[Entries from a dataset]
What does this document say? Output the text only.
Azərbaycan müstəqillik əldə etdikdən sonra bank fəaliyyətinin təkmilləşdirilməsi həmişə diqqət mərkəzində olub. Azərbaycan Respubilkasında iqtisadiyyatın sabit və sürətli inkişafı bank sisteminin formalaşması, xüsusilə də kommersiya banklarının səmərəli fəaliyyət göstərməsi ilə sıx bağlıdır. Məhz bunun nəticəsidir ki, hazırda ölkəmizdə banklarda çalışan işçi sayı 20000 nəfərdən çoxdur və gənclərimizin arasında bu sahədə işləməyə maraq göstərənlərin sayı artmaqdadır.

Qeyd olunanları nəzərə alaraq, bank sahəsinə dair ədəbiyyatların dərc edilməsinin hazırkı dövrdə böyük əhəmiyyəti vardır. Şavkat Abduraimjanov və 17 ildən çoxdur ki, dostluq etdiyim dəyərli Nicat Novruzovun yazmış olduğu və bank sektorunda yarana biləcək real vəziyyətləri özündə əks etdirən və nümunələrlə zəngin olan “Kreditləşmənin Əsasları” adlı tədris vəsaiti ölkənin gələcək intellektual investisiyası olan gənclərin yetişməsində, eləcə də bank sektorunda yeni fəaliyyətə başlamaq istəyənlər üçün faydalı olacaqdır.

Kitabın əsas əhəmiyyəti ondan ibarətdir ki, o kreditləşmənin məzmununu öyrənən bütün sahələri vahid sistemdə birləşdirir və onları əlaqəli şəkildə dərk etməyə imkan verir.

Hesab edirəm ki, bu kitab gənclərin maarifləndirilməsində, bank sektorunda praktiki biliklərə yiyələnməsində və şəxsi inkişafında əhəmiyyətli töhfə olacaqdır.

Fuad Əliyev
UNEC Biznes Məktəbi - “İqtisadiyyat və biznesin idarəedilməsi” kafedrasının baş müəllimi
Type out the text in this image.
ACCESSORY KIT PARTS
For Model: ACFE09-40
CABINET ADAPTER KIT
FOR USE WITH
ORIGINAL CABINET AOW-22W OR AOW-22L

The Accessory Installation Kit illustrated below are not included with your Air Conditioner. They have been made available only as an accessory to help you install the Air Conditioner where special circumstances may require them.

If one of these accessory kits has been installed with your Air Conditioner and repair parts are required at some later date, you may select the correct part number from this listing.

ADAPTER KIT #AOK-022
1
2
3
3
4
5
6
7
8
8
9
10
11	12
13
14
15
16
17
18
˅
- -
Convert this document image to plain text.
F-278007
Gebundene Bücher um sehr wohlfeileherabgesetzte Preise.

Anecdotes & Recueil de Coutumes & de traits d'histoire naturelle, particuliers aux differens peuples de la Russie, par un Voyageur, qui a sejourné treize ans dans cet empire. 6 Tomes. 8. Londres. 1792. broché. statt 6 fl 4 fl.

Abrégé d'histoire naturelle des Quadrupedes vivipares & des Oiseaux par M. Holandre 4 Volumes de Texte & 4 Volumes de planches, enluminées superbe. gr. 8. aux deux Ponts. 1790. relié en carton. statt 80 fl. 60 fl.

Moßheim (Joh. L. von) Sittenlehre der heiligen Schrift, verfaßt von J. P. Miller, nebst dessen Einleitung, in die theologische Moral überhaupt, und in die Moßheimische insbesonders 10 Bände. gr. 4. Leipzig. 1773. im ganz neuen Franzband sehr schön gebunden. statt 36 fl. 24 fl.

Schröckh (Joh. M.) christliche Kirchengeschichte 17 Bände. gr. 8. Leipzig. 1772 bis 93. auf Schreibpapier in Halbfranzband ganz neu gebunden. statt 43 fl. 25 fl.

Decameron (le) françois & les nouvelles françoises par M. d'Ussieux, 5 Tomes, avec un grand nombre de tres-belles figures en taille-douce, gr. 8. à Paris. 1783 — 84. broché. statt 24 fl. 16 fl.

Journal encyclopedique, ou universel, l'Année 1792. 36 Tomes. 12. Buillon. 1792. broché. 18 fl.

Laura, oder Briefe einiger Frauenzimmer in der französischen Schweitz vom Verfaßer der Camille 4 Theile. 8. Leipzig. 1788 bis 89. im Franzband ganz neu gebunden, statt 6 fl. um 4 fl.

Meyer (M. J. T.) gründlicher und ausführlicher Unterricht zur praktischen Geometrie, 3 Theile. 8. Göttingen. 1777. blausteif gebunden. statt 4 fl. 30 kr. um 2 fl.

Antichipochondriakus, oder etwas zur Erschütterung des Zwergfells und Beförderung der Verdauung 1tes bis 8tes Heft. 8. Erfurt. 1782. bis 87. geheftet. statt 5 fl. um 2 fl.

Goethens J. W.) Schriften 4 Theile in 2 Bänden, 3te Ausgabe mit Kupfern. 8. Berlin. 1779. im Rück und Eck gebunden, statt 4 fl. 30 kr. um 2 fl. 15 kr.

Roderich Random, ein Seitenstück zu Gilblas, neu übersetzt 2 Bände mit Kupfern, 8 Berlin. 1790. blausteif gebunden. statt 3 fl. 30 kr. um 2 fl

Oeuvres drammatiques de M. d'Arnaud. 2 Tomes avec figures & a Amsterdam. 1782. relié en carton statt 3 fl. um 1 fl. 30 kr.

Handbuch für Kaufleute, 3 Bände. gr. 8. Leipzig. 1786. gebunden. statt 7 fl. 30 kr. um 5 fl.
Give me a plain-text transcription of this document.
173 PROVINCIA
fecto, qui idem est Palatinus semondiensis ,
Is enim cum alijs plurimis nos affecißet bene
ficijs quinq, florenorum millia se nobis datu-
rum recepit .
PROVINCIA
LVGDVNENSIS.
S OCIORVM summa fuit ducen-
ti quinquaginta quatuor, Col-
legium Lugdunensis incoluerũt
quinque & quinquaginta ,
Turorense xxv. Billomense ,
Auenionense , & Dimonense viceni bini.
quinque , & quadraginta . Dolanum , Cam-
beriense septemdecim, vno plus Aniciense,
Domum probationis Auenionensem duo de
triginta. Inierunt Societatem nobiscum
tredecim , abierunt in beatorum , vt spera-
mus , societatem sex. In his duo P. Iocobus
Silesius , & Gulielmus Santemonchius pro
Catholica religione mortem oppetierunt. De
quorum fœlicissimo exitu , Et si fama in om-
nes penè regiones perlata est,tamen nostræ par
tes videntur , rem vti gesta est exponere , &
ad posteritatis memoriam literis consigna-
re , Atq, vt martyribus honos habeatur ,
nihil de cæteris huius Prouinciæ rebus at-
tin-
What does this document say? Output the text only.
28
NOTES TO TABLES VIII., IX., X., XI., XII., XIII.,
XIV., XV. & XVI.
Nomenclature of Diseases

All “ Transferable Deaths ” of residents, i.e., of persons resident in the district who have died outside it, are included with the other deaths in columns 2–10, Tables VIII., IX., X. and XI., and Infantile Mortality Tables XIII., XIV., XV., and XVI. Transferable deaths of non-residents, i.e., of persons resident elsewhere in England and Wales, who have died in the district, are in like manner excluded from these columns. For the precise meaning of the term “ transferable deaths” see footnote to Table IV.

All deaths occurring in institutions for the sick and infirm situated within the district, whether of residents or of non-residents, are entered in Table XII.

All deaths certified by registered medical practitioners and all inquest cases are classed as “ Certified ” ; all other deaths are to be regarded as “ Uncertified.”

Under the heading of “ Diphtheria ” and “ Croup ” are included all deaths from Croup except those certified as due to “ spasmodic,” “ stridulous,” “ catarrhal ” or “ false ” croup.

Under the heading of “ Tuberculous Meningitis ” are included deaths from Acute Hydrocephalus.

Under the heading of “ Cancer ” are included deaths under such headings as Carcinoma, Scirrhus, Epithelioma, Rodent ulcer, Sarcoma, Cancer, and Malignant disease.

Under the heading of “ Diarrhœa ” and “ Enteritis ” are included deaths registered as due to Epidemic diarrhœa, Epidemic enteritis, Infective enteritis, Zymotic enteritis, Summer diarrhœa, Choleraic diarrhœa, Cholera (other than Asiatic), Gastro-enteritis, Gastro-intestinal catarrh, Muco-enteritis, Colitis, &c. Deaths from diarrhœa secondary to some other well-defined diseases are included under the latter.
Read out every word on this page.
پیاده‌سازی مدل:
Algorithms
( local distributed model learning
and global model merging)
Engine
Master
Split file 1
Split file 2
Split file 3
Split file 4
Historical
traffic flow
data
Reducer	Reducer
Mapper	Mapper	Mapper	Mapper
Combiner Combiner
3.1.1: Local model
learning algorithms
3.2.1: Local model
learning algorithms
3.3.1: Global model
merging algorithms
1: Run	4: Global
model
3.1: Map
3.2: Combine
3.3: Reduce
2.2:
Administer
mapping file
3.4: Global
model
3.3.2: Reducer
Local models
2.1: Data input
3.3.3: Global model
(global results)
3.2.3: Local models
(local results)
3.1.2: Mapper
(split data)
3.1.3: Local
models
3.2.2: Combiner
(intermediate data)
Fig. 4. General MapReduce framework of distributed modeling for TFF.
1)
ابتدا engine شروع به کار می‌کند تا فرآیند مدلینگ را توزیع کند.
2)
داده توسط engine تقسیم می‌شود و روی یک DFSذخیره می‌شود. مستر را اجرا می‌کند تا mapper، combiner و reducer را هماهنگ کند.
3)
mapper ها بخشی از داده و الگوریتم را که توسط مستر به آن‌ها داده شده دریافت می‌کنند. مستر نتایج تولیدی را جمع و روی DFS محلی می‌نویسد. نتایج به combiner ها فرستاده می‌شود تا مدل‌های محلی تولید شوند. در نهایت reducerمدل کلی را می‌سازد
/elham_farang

## YOUR TASK
Your answer should be a single number: how many lines in the data above include "CABINET"?

## EXERCISE ANSWER
2